# Prompt:
Copy the records that follow exactly as written, but not their pictures.

# Dataset rows about figures:
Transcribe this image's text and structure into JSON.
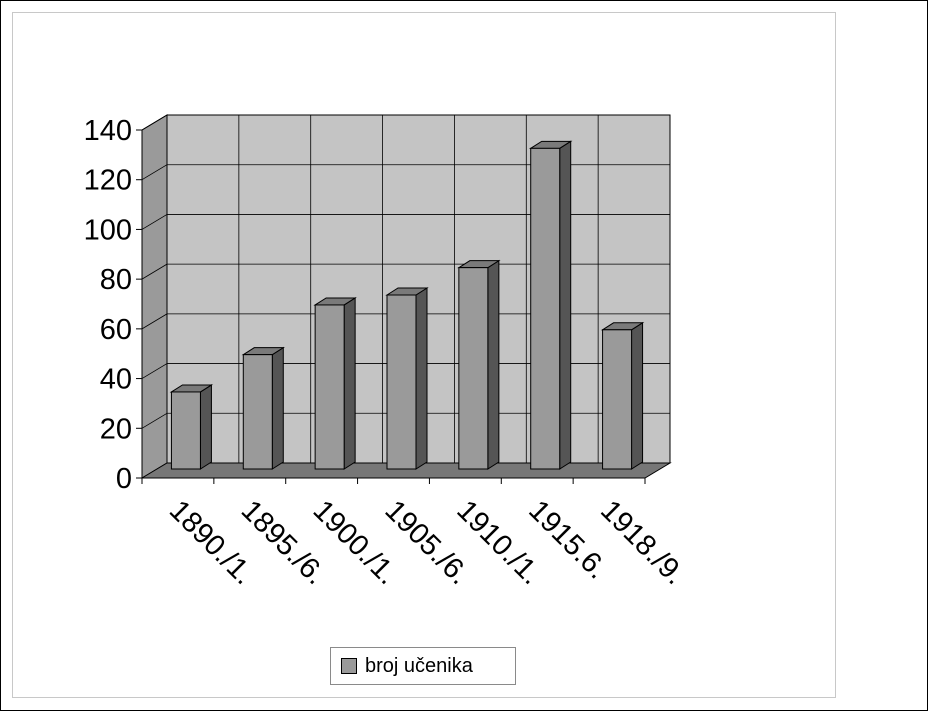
{
  "chart_data": {
    "type": "bar",
    "categories": [
      "1890./1.",
      "1895./6.",
      "1900./1.",
      "1905./6.",
      "1910./1.",
      "1915.6.",
      "1918./9."
    ],
    "series": [
      {
        "name": "broj učenika",
        "values": [
          31,
          46,
          66,
          70,
          81,
          129,
          56
        ]
      }
    ],
    "ylim": [
      0,
      140
    ],
    "yticks": [
      "0",
      "20",
      "40",
      "60",
      "80",
      "100",
      "120",
      "140"
    ],
    "grid": true,
    "legend_position": "bottom",
    "colors": {
      "bar_front": "#9a9a9a",
      "bar_top": "#7a7a7a",
      "bar_side": "#555555",
      "back_wall": "#c4c4c4",
      "side_wall": "#9a9a9a",
      "floor": "#777777"
    }
  }
}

# Worked solution:
Transcribe this image's text and structure into JSON.
{
  "chart_data": {
    "type": "bar",
    "categories": [
      "1890./1.",
      "1895./6.",
      "1900./1.",
      "1905./6.",
      "1910./1.",
      "1915.6.",
      "1918./9."
    ],
    "series": [
      {
        "name": "broj učenika",
        "values": [
          31,
          46,
          66,
          70,
          81,
          129,
          56
        ]
      }
    ],
    "ylim": [
      0,
      140
    ],
    "yticks": [
      "0",
      "20",
      "40",
      "60",
      "80",
      "100",
      "120",
      "140"
    ],
    "grid": true,
    "legend_position": "bottom",
    "colors": {
      "bar_front": "#9a9a9a",
      "bar_top": "#7a7a7a",
      "bar_side": "#555555",
      "back_wall": "#c4c4c4",
      "side_wall": "#9a9a9a",
      "floor": "#777777"
    }
  }
}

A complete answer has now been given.